RECORDS TO USE:

----

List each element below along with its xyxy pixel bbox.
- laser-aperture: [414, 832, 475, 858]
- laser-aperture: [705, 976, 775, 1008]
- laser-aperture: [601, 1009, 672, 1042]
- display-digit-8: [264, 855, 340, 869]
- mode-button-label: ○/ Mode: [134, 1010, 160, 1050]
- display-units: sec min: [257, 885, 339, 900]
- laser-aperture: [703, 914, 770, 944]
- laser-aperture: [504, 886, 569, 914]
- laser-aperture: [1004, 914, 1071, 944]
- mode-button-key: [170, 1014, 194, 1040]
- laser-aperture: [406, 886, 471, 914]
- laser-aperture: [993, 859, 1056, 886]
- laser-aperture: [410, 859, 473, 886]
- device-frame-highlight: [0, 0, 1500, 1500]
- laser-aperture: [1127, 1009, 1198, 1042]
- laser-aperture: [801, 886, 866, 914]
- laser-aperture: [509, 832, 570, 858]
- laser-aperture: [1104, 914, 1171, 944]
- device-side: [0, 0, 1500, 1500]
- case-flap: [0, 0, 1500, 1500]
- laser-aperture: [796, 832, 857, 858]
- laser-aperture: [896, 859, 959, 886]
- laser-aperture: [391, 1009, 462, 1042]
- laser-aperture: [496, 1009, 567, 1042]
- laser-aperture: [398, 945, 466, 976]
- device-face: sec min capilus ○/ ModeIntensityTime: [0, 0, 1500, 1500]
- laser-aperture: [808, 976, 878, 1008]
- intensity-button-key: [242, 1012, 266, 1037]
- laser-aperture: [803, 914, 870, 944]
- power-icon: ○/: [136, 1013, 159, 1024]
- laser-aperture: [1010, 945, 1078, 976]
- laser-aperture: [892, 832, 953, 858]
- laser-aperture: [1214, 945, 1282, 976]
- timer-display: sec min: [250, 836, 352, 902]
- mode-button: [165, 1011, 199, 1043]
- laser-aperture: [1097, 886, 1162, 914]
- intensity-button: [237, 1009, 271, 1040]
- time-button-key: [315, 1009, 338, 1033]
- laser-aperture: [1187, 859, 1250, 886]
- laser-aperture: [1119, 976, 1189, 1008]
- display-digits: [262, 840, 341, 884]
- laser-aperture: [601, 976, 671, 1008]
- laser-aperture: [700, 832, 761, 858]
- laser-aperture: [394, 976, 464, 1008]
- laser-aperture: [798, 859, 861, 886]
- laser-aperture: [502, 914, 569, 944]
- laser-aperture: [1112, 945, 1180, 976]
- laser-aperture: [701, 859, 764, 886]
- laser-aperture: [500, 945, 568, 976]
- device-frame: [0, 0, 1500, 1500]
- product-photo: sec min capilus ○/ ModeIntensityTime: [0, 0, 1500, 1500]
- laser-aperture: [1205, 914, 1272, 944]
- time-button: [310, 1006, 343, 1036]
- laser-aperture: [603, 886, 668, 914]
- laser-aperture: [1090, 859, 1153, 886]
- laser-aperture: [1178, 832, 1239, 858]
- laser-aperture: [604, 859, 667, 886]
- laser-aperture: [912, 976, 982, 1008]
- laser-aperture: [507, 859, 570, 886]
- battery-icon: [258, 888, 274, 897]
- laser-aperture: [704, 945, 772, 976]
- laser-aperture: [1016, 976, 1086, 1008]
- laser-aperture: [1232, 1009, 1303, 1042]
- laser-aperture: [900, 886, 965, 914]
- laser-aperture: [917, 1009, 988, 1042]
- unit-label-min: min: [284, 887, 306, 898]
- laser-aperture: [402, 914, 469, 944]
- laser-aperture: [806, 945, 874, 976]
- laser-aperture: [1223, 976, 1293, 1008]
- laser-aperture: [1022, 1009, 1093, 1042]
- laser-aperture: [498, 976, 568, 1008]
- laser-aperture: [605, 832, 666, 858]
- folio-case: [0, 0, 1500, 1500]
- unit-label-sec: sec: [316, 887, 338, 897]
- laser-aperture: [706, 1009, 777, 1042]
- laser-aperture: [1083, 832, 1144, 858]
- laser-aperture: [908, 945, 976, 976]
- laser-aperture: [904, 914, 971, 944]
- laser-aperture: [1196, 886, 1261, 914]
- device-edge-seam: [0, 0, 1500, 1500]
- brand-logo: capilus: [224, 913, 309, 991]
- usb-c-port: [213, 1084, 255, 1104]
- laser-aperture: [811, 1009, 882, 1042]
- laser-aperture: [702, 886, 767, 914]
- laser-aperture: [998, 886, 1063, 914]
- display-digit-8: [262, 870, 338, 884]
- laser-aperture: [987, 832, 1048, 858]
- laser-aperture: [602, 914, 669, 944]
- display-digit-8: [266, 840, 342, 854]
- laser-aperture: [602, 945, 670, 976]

----

WORK TO DO: Lay out the items as a JSON list of strings, one string per line with blank lines left out, covering everything from the first line of the items through the line containing "- device-face: sec", inclusive.

THE RESPONSE:
[
  "List each element below along with its xyxy pixel bbox.",
  "- laser-aperture: [414, 832, 475, 858]",
  "- laser-aperture: [705, 976, 775, 1008]",
  "- laser-aperture: [601, 1009, 672, 1042]",
  "- display-digit-8: [264, 855, 340, 869]",
  "- mode-button-label: ○/ Mode: [134, 1010, 160, 1050]",
  "- display-units: sec min: [257, 885, 339, 900]",
  "- laser-aperture: [703, 914, 770, 944]",
  "- laser-aperture: [504, 886, 569, 914]",
  "- laser-aperture: [1004, 914, 1071, 944]",
  "- mode-button-key: [170, 1014, 194, 1040]",
  "- laser-aperture: [406, 886, 471, 914]",
  "- laser-aperture: [993, 859, 1056, 886]",
  "- laser-aperture: [410, 859, 473, 886]",
  "- device-frame-highlight: [0, 0, 1500, 1500]",
  "- laser-aperture: [1127, 1009, 1198, 1042]",
  "- laser-aperture: [801, 886, 866, 914]",
  "- laser-aperture: [509, 832, 570, 858]",
  "- laser-aperture: [1104, 914, 1171, 944]",
  "- device-side: [0, 0, 1500, 1500]",
  "- case-flap: [0, 0, 1500, 1500]",
  "- laser-aperture: [796, 832, 857, 858]",
  "- laser-aperture: [896, 859, 959, 886]",
  "- laser-aperture: [391, 1009, 462, 1042]",
  "- laser-aperture: [496, 1009, 567, 1042]",
  "- laser-aperture: [398, 945, 466, 976]",
  "- device-face: sec min capilus ○/ ModeIntensityTime: [0, 0, 1500, 1500]"
]